Entries with figure data
────────────────────────────────────────
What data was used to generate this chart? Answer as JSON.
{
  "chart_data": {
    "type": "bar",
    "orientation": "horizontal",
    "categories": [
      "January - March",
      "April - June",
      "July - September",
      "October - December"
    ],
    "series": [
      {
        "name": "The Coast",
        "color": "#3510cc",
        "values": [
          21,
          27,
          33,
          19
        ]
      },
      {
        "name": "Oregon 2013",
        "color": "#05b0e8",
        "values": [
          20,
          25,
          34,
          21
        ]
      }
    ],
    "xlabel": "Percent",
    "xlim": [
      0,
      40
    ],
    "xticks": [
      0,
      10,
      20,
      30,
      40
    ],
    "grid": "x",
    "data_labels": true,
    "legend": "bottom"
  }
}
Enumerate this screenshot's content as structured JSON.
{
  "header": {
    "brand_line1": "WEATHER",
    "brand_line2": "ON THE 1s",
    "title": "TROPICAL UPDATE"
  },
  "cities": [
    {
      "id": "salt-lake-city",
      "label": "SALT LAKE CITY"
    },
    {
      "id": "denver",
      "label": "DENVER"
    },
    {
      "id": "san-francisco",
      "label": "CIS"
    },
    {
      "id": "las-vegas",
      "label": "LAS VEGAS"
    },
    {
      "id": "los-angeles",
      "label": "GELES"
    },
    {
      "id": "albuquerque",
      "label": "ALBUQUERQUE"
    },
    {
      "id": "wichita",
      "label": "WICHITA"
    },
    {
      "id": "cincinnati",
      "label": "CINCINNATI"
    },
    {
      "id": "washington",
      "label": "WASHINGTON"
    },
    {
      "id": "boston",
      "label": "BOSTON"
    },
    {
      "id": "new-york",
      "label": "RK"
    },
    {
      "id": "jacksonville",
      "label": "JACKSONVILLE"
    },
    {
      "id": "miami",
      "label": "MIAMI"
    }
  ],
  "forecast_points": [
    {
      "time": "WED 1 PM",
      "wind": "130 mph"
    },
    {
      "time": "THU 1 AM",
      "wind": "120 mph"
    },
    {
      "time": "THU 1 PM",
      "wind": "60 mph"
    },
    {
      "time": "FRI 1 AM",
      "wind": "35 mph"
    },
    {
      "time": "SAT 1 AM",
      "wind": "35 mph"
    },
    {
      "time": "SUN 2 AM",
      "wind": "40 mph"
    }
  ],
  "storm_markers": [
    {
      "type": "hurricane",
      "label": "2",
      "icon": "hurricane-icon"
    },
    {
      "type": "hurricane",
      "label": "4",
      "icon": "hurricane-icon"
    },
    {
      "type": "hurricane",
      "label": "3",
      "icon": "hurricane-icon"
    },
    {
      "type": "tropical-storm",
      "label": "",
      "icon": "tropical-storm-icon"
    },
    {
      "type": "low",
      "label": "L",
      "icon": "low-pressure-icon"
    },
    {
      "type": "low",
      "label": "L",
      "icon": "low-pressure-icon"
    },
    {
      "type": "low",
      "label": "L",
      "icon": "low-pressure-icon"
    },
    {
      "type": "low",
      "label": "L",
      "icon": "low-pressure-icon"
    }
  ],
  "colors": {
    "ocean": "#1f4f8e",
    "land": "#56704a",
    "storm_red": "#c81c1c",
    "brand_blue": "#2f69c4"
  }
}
────────────────────────────────────────
*Task description*.
Repeat the material from above exactly, word for word.

*Full answer*.
What data was used to generate this chart? Answer as JSON.
{
  "chart_data": {
    "type": "bar",
    "orientation": "horizontal",
    "categories": [
      "January - March",
      "April - June",
      "July - September",
      "October - December"
    ],
    "series": [
      {
        "name": "The Coast",
        "color": "#3510cc",
        "values": [
          21,
          27,
          33,
          19
        ]
      },
      {
        "name": "Oregon 2013",
        "color": "#05b0e8",
        "values": [
          20,
          25,
          34,
          21
        ]
      }
    ],
    "xlabel": "Percent",
    "xlim": [
      0,
      40
    ],
    "xticks": [
      0,
      10,
      20,
      30,
      40
    ],
    "grid": "x",
    "data_labels": true,
    "legend": "bottom"
  }
}
Enumerate this screenshot's content as structured JSON.
{
  "header": {
    "brand_line1": "WEATHER",
    "brand_line2": "ON THE 1s",
    "title": "TROPICAL UPDATE"
  },
  "cities": [
    {
      "id": "salt-lake-city",
      "label": "SALT LAKE CITY"
    },
    {
      "id": "denver",
      "label": "DENVER"
    },
    {
      "id": "san-francisco",
      "label": "CIS"
    },
    {
      "id": "las-vegas",
      "label": "LAS VEGAS"
    },
    {
      "id": "los-angeles",
      "label": "GELES"
    },
    {
      "id": "albuquerque",
      "label": "ALBUQUERQUE"
    },
    {
      "id": "wichita",
      "label": "WICHITA"
    },
    {
      "id": "cincinnati",
      "label": "CINCINNATI"
    },
    {
      "id": "washington",
      "label": "WASHINGTON"
    },
    {
      "id": "boston",
      "label": "BOSTON"
    },
    {
      "id": "new-york",
      "label": "RK"
    },
    {
      "id": "jacksonville",
      "label": "JACKSONVILLE"
    },
    {
      "id": "miami",
      "label": "MIAMI"
    }
  ],
  "forecast_points": [
    {
      "time": "WED 1 PM",
      "wind": "130 mph"
    },
    {
      "time": "THU 1 AM",
      "wind": "120 mph"
    },
    {
      "time": "THU 1 PM",
      "wind": "60 mph"
    },
    {
      "time": "FRI 1 AM",
      "wind": "35 mph"
    },
    {
      "time": "SAT 1 AM",
      "wind": "35 mph"
    },
    {
      "time": "SUN 2 AM",
      "wind": "40 mph"
    }
  ],
  "storm_markers": [
    {
      "type": "hurricane",
      "label": "2",
      "icon": "hurricane-icon"
    },
    {
      "type": "hurricane",
      "label": "4",
      "icon": "hurricane-icon"
    },
    {
      "type": "hurricane",
      "label": "3",
      "icon": "hurricane-icon"
    },
    {
      "type": "tropical-storm",
      "label": "",
      "icon": "tropical-storm-icon"
    },
    {
      "type": "low",
      "label": "L",
      "icon": "low-pressure-icon"
    },
    {
      "type": "low",
      "label": "L",
      "icon": "low-pressure-icon"
    },
    {
      "type": "low",
      "label": "L",
      "icon": "low-pressure-icon"
    },
    {
      "type": "low",
      "label": "L",
      "icon": "low-pressure-icon"
    }
  ],
  "colors": {
    "ocean": "#1f4f8e",
    "land": "#56704a",
    "storm_red": "#c81c1c",
    "brand_blue": "#2f69c4"
  }
}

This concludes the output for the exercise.